EXERCISE TASK
Would you restate all the data that follows, word for word?

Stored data
◆ ◆ ◆

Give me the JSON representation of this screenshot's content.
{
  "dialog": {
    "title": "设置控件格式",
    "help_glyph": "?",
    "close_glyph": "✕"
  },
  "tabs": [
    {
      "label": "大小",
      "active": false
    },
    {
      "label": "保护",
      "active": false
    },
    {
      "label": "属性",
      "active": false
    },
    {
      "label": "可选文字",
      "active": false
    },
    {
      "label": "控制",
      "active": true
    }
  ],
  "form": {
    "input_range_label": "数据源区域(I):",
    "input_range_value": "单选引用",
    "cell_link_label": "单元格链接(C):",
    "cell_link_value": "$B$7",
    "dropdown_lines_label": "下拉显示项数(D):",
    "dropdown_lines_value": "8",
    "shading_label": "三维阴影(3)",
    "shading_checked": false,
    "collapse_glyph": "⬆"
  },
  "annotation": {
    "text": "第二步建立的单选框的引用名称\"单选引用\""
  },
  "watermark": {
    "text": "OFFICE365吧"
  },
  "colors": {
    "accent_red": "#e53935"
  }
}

◆ ◆ ◆

EXERCISE ANSWER
Give me the JSON representation of this screenshot's content.
{
  "dialog": {
    "title": "设置控件格式",
    "help_glyph": "?",
    "close_glyph": "✕"
  },
  "tabs": [
    {
      "label": "大小",
      "active": false
    },
    {
      "label": "保护",
      "active": false
    },
    {
      "label": "属性",
      "active": false
    },
    {
      "label": "可选文字",
      "active": false
    },
    {
      "label": "控制",
      "active": true
    }
  ],
  "form": {
    "input_range_label": "数据源区域(I):",
    "input_range_value": "单选引用",
    "cell_link_label": "单元格链接(C):",
    "cell_link_value": "$B$7",
    "dropdown_lines_label": "下拉显示项数(D):",
    "dropdown_lines_value": "8",
    "shading_label": "三维阴影(3)",
    "shading_checked": false,
    "collapse_glyph": "⬆"
  },
  "annotation": {
    "text": "第二步建立的单选框的引用名称\"单选引用\""
  },
  "watermark": {
    "text": "OFFICE365吧"
  },
  "colors": {
    "accent_red": "#e53935"
  }
}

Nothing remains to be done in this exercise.